Work to do
Send each entry back exactly as given, pictures excluded.

Supplied information
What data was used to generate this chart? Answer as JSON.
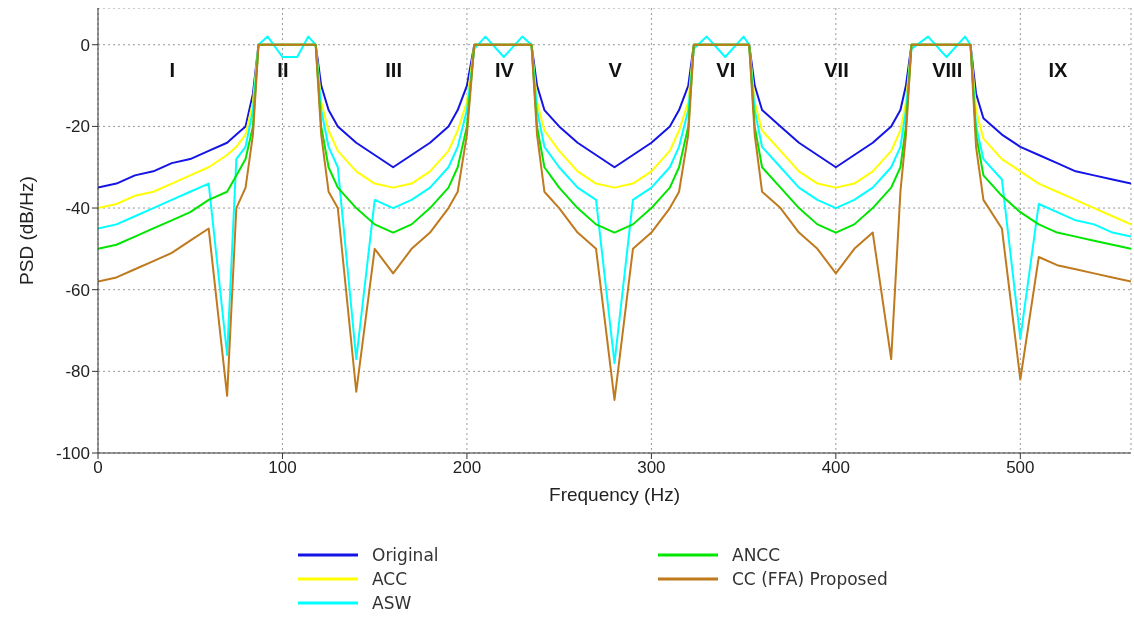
{
  "chart_data": {
    "type": "line",
    "xlabel": "Frequency (Hz)",
    "ylabel": "PSD (dB/Hz)",
    "xlim": [
      0,
      560
    ],
    "xticks": [
      0,
      100,
      200,
      300,
      400,
      500
    ],
    "ylim": [
      -100,
      9
    ],
    "yticks": [
      -100,
      -80,
      -60,
      -40,
      -20,
      0
    ],
    "grid": true,
    "legend": "bottom",
    "marker": "none",
    "line_style": "solid",
    "annotations": [
      "I",
      "II",
      "III",
      "IV",
      "V",
      "VI",
      "VII",
      "VIII",
      "IX"
    ],
    "x": [
      0,
      10,
      20,
      30,
      40,
      50,
      60,
      70,
      75,
      80,
      84,
      87,
      92,
      100,
      108,
      114,
      118,
      121,
      125,
      130,
      140,
      150,
      160,
      170,
      180,
      190,
      195,
      200,
      204,
      210,
      220,
      230,
      235,
      238,
      242,
      250,
      260,
      270,
      280,
      290,
      300,
      310,
      315,
      320,
      323,
      330,
      340,
      350,
      353,
      356,
      360,
      370,
      380,
      390,
      400,
      410,
      420,
      430,
      435,
      438,
      441,
      450,
      460,
      470,
      473,
      476,
      480,
      490,
      500,
      510,
      520,
      530,
      540,
      550,
      560
    ],
    "series": [
      {
        "name": "Original",
        "color": "#1414e6",
        "values": [
          -35,
          -34,
          -32,
          -31,
          -29,
          -28,
          -26,
          -24,
          -22,
          -20,
          -12,
          0,
          0,
          0,
          0,
          0,
          0,
          -10,
          -16,
          -20,
          -24,
          -27,
          -30,
          -27,
          -24,
          -20,
          -16,
          -10,
          0,
          0,
          0,
          0,
          0,
          -10,
          -16,
          -20,
          -24,
          -27,
          -30,
          -27,
          -24,
          -20,
          -16,
          -10,
          0,
          0,
          0,
          0,
          0,
          -10,
          -16,
          -20,
          -24,
          -27,
          -30,
          -27,
          -24,
          -20,
          -16,
          -10,
          0,
          0,
          0,
          0,
          0,
          -12,
          -18,
          -22,
          -25,
          -27,
          -29,
          -31,
          -32,
          -33,
          -34
        ]
      },
      {
        "name": "ACC",
        "color": "#ffff00",
        "values": [
          -40,
          -39,
          -37,
          -36,
          -34,
          -32,
          -30,
          -27,
          -25,
          -22,
          -14,
          0,
          0,
          0,
          0,
          0,
          0,
          -14,
          -21,
          -26,
          -31,
          -34,
          -35,
          -34,
          -31,
          -26,
          -21,
          -14,
          0,
          0,
          0,
          0,
          0,
          -14,
          -21,
          -26,
          -31,
          -34,
          -35,
          -34,
          -31,
          -26,
          -21,
          -14,
          0,
          0,
          0,
          0,
          0,
          -14,
          -21,
          -26,
          -31,
          -34,
          -35,
          -34,
          -31,
          -26,
          -21,
          -14,
          0,
          0,
          0,
          0,
          0,
          -16,
          -23,
          -28,
          -31,
          -34,
          -36,
          -38,
          -40,
          -42,
          -44
        ]
      },
      {
        "name": "ASW",
        "color": "#00ffff",
        "values": [
          -45,
          -44,
          -42,
          -40,
          -38,
          -36,
          -34,
          -76,
          -28,
          -25,
          -16,
          0,
          2,
          -3,
          -3,
          2,
          0,
          -16,
          -25,
          -30,
          -77,
          -38,
          -40,
          -38,
          -35,
          -30,
          -25,
          -16,
          -1,
          2,
          -3,
          2,
          0,
          -16,
          -25,
          -30,
          -35,
          -38,
          -78,
          -38,
          -35,
          -30,
          -25,
          -16,
          -1,
          2,
          -3,
          2,
          0,
          -16,
          -25,
          -30,
          -35,
          -38,
          -40,
          -38,
          -35,
          -30,
          -25,
          -16,
          -1,
          2,
          -3,
          2,
          0,
          -20,
          -28,
          -33,
          -72,
          -39,
          -41,
          -43,
          -44,
          -46,
          -47
        ]
      },
      {
        "name": "ANCC",
        "color": "#00e600",
        "values": [
          -50,
          -49,
          -47,
          -45,
          -43,
          -41,
          -38,
          -36,
          -32,
          -28,
          -20,
          0,
          0,
          0,
          0,
          0,
          0,
          -20,
          -30,
          -35,
          -40,
          -44,
          -46,
          -44,
          -40,
          -35,
          -30,
          -20,
          0,
          0,
          0,
          0,
          0,
          -20,
          -30,
          -35,
          -40,
          -44,
          -46,
          -44,
          -40,
          -35,
          -30,
          -20,
          0,
          0,
          0,
          0,
          0,
          -20,
          -30,
          -35,
          -40,
          -44,
          -46,
          -44,
          -40,
          -35,
          -30,
          -20,
          0,
          0,
          0,
          0,
          0,
          -22,
          -32,
          -37,
          -41,
          -44,
          -46,
          -47,
          -48,
          -49,
          -50
        ]
      },
      {
        "name": "CC (FFA) Proposed",
        "color": "#c07a1e",
        "values": [
          -58,
          -57,
          -55,
          -53,
          -51,
          -48,
          -45,
          -86,
          -40,
          -35,
          -22,
          0,
          0,
          0,
          0,
          0,
          0,
          -22,
          -36,
          -40,
          -85,
          -50,
          -56,
          -50,
          -46,
          -40,
          -36,
          -22,
          0,
          0,
          0,
          0,
          0,
          -22,
          -36,
          -40,
          -46,
          -50,
          -87,
          -50,
          -46,
          -40,
          -36,
          -22,
          0,
          0,
          0,
          0,
          0,
          -22,
          -36,
          -40,
          -46,
          -50,
          -56,
          -50,
          -46,
          -77,
          -36,
          -22,
          0,
          0,
          0,
          0,
          0,
          -25,
          -38,
          -45,
          -82,
          -52,
          -54,
          -55,
          -56,
          -57,
          -58
        ]
      }
    ]
  }
}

Solution for this problem
What data was used to generate this chart? Answer as JSON.
{
  "chart_data": {
    "type": "line",
    "xlabel": "Frequency (Hz)",
    "ylabel": "PSD (dB/Hz)",
    "xlim": [
      0,
      560
    ],
    "xticks": [
      0,
      100,
      200,
      300,
      400,
      500
    ],
    "ylim": [
      -100,
      9
    ],
    "yticks": [
      -100,
      -80,
      -60,
      -40,
      -20,
      0
    ],
    "grid": true,
    "legend": "bottom",
    "marker": "none",
    "line_style": "solid",
    "annotations": [
      "I",
      "II",
      "III",
      "IV",
      "V",
      "VI",
      "VII",
      "VIII",
      "IX"
    ],
    "x": [
      0,
      10,
      20,
      30,
      40,
      50,
      60,
      70,
      75,
      80,
      84,
      87,
      92,
      100,
      108,
      114,
      118,
      121,
      125,
      130,
      140,
      150,
      160,
      170,
      180,
      190,
      195,
      200,
      204,
      210,
      220,
      230,
      235,
      238,
      242,
      250,
      260,
      270,
      280,
      290,
      300,
      310,
      315,
      320,
      323,
      330,
      340,
      350,
      353,
      356,
      360,
      370,
      380,
      390,
      400,
      410,
      420,
      430,
      435,
      438,
      441,
      450,
      460,
      470,
      473,
      476,
      480,
      490,
      500,
      510,
      520,
      530,
      540,
      550,
      560
    ],
    "series": [
      {
        "name": "Original",
        "color": "#1414e6",
        "values": [
          -35,
          -34,
          -32,
          -31,
          -29,
          -28,
          -26,
          -24,
          -22,
          -20,
          -12,
          0,
          0,
          0,
          0,
          0,
          0,
          -10,
          -16,
          -20,
          -24,
          -27,
          -30,
          -27,
          -24,
          -20,
          -16,
          -10,
          0,
          0,
          0,
          0,
          0,
          -10,
          -16,
          -20,
          -24,
          -27,
          -30,
          -27,
          -24,
          -20,
          -16,
          -10,
          0,
          0,
          0,
          0,
          0,
          -10,
          -16,
          -20,
          -24,
          -27,
          -30,
          -27,
          -24,
          -20,
          -16,
          -10,
          0,
          0,
          0,
          0,
          0,
          -12,
          -18,
          -22,
          -25,
          -27,
          -29,
          -31,
          -32,
          -33,
          -34
        ]
      },
      {
        "name": "ACC",
        "color": "#ffff00",
        "values": [
          -40,
          -39,
          -37,
          -36,
          -34,
          -32,
          -30,
          -27,
          -25,
          -22,
          -14,
          0,
          0,
          0,
          0,
          0,
          0,
          -14,
          -21,
          -26,
          -31,
          -34,
          -35,
          -34,
          -31,
          -26,
          -21,
          -14,
          0,
          0,
          0,
          0,
          0,
          -14,
          -21,
          -26,
          -31,
          -34,
          -35,
          -34,
          -31,
          -26,
          -21,
          -14,
          0,
          0,
          0,
          0,
          0,
          -14,
          -21,
          -26,
          -31,
          -34,
          -35,
          -34,
          -31,
          -26,
          -21,
          -14,
          0,
          0,
          0,
          0,
          0,
          -16,
          -23,
          -28,
          -31,
          -34,
          -36,
          -38,
          -40,
          -42,
          -44
        ]
      },
      {
        "name": "ASW",
        "color": "#00ffff",
        "values": [
          -45,
          -44,
          -42,
          -40,
          -38,
          -36,
          -34,
          -76,
          -28,
          -25,
          -16,
          0,
          2,
          -3,
          -3,
          2,
          0,
          -16,
          -25,
          -30,
          -77,
          -38,
          -40,
          -38,
          -35,
          -30,
          -25,
          -16,
          -1,
          2,
          -3,
          2,
          0,
          -16,
          -25,
          -30,
          -35,
          -38,
          -78,
          -38,
          -35,
          -30,
          -25,
          -16,
          -1,
          2,
          -3,
          2,
          0,
          -16,
          -25,
          -30,
          -35,
          -38,
          -40,
          -38,
          -35,
          -30,
          -25,
          -16,
          -1,
          2,
          -3,
          2,
          0,
          -20,
          -28,
          -33,
          -72,
          -39,
          -41,
          -43,
          -44,
          -46,
          -47
        ]
      },
      {
        "name": "ANCC",
        "color": "#00e600",
        "values": [
          -50,
          -49,
          -47,
          -45,
          -43,
          -41,
          -38,
          -36,
          -32,
          -28,
          -20,
          0,
          0,
          0,
          0,
          0,
          0,
          -20,
          -30,
          -35,
          -40,
          -44,
          -46,
          -44,
          -40,
          -35,
          -30,
          -20,
          0,
          0,
          0,
          0,
          0,
          -20,
          -30,
          -35,
          -40,
          -44,
          -46,
          -44,
          -40,
          -35,
          -30,
          -20,
          0,
          0,
          0,
          0,
          0,
          -20,
          -30,
          -35,
          -40,
          -44,
          -46,
          -44,
          -40,
          -35,
          -30,
          -20,
          0,
          0,
          0,
          0,
          0,
          -22,
          -32,
          -37,
          -41,
          -44,
          -46,
          -47,
          -48,
          -49,
          -50
        ]
      },
      {
        "name": "CC (FFA) Proposed",
        "color": "#c07a1e",
        "values": [
          -58,
          -57,
          -55,
          -53,
          -51,
          -48,
          -45,
          -86,
          -40,
          -35,
          -22,
          0,
          0,
          0,
          0,
          0,
          0,
          -22,
          -36,
          -40,
          -85,
          -50,
          -56,
          -50,
          -46,
          -40,
          -36,
          -22,
          0,
          0,
          0,
          0,
          0,
          -22,
          -36,
          -40,
          -46,
          -50,
          -87,
          -50,
          -46,
          -40,
          -36,
          -22,
          0,
          0,
          0,
          0,
          0,
          -22,
          -36,
          -40,
          -46,
          -50,
          -56,
          -50,
          -46,
          -77,
          -36,
          -22,
          0,
          0,
          0,
          0,
          0,
          -25,
          -38,
          -45,
          -82,
          -52,
          -54,
          -55,
          -56,
          -57,
          -58
        ]
      }
    ]
  }
}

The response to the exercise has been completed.